Copy the following items line for line, changing nothing.

Bounding box annotations

• • • • •

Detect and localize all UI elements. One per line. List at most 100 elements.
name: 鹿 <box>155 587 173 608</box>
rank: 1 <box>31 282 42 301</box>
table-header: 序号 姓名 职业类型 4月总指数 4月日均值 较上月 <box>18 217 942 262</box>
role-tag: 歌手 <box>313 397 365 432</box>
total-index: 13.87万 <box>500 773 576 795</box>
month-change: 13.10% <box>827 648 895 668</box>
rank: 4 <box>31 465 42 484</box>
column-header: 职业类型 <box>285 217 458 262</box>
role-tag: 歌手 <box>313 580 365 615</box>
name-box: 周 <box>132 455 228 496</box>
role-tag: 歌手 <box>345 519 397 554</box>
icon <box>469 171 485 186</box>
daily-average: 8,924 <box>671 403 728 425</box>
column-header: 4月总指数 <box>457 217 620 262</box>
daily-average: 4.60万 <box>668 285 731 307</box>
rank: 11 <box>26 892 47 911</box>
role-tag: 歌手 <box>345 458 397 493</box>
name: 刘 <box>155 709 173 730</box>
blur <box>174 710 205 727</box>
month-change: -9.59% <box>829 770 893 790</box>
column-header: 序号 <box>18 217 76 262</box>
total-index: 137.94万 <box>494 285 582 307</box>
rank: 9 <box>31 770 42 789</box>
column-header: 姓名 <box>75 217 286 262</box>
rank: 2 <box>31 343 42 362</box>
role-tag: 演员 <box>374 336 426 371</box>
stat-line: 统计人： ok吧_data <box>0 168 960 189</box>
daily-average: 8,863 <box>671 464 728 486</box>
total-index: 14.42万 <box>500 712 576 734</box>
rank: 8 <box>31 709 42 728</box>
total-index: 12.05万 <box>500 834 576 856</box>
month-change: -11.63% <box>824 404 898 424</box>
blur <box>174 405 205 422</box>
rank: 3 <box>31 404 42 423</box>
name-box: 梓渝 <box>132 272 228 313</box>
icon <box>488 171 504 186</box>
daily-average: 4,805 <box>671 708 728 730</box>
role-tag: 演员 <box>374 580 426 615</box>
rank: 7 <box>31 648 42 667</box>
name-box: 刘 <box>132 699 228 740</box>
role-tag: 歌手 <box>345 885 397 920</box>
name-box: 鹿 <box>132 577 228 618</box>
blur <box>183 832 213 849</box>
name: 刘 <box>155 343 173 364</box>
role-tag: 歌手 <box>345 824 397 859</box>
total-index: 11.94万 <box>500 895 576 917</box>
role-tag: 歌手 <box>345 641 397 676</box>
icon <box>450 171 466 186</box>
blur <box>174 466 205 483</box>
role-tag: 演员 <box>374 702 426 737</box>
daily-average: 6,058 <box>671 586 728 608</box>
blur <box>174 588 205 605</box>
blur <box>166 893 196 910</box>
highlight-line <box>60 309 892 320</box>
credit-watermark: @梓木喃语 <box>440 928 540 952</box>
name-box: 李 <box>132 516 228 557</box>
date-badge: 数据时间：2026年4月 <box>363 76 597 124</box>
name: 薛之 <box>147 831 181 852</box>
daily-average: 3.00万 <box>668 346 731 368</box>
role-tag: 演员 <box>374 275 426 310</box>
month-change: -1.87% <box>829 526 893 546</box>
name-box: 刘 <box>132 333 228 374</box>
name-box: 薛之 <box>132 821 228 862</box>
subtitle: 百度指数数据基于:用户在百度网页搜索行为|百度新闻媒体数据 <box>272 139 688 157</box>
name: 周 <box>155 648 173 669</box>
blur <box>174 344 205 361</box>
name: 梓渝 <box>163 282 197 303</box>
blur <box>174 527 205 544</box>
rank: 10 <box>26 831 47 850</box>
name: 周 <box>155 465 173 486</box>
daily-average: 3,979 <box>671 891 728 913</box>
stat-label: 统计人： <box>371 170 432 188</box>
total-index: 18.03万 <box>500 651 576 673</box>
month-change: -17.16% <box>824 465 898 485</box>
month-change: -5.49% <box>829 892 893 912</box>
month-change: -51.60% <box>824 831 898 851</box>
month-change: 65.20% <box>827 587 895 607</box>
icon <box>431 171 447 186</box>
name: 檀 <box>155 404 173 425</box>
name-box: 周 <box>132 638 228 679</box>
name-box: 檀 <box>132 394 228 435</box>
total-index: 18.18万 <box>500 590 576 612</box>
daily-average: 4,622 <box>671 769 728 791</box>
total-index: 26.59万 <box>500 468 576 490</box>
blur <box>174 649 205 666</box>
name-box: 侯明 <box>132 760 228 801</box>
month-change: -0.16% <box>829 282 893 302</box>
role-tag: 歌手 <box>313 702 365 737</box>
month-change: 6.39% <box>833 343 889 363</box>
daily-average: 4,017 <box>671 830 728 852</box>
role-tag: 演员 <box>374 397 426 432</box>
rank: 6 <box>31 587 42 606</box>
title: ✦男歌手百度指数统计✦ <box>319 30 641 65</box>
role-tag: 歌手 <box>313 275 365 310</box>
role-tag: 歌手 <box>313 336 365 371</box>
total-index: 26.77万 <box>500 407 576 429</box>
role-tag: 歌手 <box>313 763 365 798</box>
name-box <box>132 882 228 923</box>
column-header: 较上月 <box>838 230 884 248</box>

• • • • •

_Reply:_
Detect and localize all UI elements. One per line. List at most 100 elements.
name: 鹿 <box>155 587 173 608</box>
rank: 1 <box>31 282 42 301</box>
table-header: 序号 姓名 职业类型 4月总指数 4月日均值 较上月 <box>18 217 942 262</box>
role-tag: 歌手 <box>313 397 365 432</box>
total-index: 13.87万 <box>500 773 576 795</box>
month-change: 13.10% <box>827 648 895 668</box>
rank: 4 <box>31 465 42 484</box>
column-header: 职业类型 <box>285 217 458 262</box>
role-tag: 歌手 <box>313 580 365 615</box>
name-box: 周 <box>132 455 228 496</box>
role-tag: 歌手 <box>345 519 397 554</box>
icon <box>469 171 485 186</box>
daily-average: 8,924 <box>671 403 728 425</box>
column-header: 4月总指数 <box>457 217 620 262</box>
daily-average: 4.60万 <box>668 285 731 307</box>
rank: 11 <box>26 892 47 911</box>
role-tag: 歌手 <box>345 458 397 493</box>
name: 刘 <box>155 709 173 730</box>
blur <box>174 710 205 727</box>
month-change: -9.59% <box>829 770 893 790</box>
column-header: 序号 <box>18 217 76 262</box>
total-index: 137.94万 <box>494 285 582 307</box>
rank: 9 <box>31 770 42 789</box>
column-header: 姓名 <box>75 217 286 262</box>
rank: 2 <box>31 343 42 362</box>
role-tag: 演员 <box>374 336 426 371</box>
stat-line: 统计人： ok吧_data <box>0 168 960 189</box>
daily-average: 8,863 <box>671 464 728 486</box>
total-index: 14.42万 <box>500 712 576 734</box>
rank: 8 <box>31 709 42 728</box>
total-index: 12.05万 <box>500 834 576 856</box>
month-change: -11.63% <box>824 404 898 424</box>
blur <box>174 405 205 422</box>
rank: 3 <box>31 404 42 423</box>
name-box: 梓渝 <box>132 272 228 313</box>
icon <box>488 171 504 186</box>
daily-average: 4,805 <box>671 708 728 730</box>
role-tag: 演员 <box>374 580 426 615</box>
rank: 7 <box>31 648 42 667</box>
name-box: 刘 <box>132 699 228 740</box>
role-tag: 歌手 <box>345 885 397 920</box>
name-box: 鹿 <box>132 577 228 618</box>
blur <box>183 832 213 849</box>
name: 刘 <box>155 343 173 364</box>
role-tag: 歌手 <box>345 824 397 859</box>
total-index: 11.94万 <box>500 895 576 917</box>
role-tag: 歌手 <box>345 641 397 676</box>
icon <box>450 171 466 186</box>
blur <box>174 466 205 483</box>
role-tag: 演员 <box>374 702 426 737</box>
daily-average: 6,058 <box>671 586 728 608</box>
blur <box>174 588 205 605</box>
blur <box>166 893 196 910</box>
highlight-line <box>60 309 892 320</box>
credit-watermark: @梓木喃语 <box>440 928 540 952</box>
name-box: 李 <box>132 516 228 557</box>
date-badge: 数据时间：2026年4月 <box>363 76 597 124</box>
name: 薛之 <box>147 831 181 852</box>
daily-average: 3.00万 <box>668 346 731 368</box>
role-tag: 演员 <box>374 275 426 310</box>
month-change: -1.87% <box>829 526 893 546</box>
name-box: 刘 <box>132 333 228 374</box>
name-box: 薛之 <box>132 821 228 862</box>
subtitle: 百度指数数据基于:用户在百度网页搜索行为|百度新闻媒体数据 <box>272 139 688 157</box>
name: 周 <box>155 648 173 669</box>
blur <box>174 344 205 361</box>
name: 梓渝 <box>163 282 197 303</box>
blur <box>174 527 205 544</box>
rank: 10 <box>26 831 47 850</box>
name: 周 <box>155 465 173 486</box>
daily-average: 3,979 <box>671 891 728 913</box>
stat-label: 统计人： <box>371 170 432 188</box>
total-index: 18.03万 <box>500 651 576 673</box>
month-change: -17.16% <box>824 465 898 485</box>
month-change: -5.49% <box>829 892 893 912</box>
month-change: -51.60% <box>824 831 898 851</box>
month-change: 65.20% <box>827 587 895 607</box>
icon <box>431 171 447 186</box>
name: 檀 <box>155 404 173 425</box>
name-box: 周 <box>132 638 228 679</box>
name-box: 檀 <box>132 394 228 435</box>
total-index: 18.18万 <box>500 590 576 612</box>
daily-average: 4,622 <box>671 769 728 791</box>
total-index: 26.59万 <box>500 468 576 490</box>
blur <box>174 649 205 666</box>
name-box: 侯明 <box>132 760 228 801</box>
month-change: -0.16% <box>829 282 893 302</box>
role-tag: 歌手 <box>313 702 365 737</box>
month-change: 6.39% <box>833 343 889 363</box>
daily-average: 4,017 <box>671 830 728 852</box>
role-tag: 演员 <box>374 397 426 432</box>
rank: 6 <box>31 587 42 606</box>
title: ✦男歌手百度指数统计✦ <box>319 30 641 65</box>
role-tag: 歌手 <box>313 275 365 310</box>
role-tag: 歌手 <box>313 336 365 371</box>
total-index: 26.77万 <box>500 407 576 429</box>
role-tag: 歌手 <box>313 763 365 798</box>
name-box <box>132 882 228 923</box>
column-header: 较上月 <box>838 230 884 248</box>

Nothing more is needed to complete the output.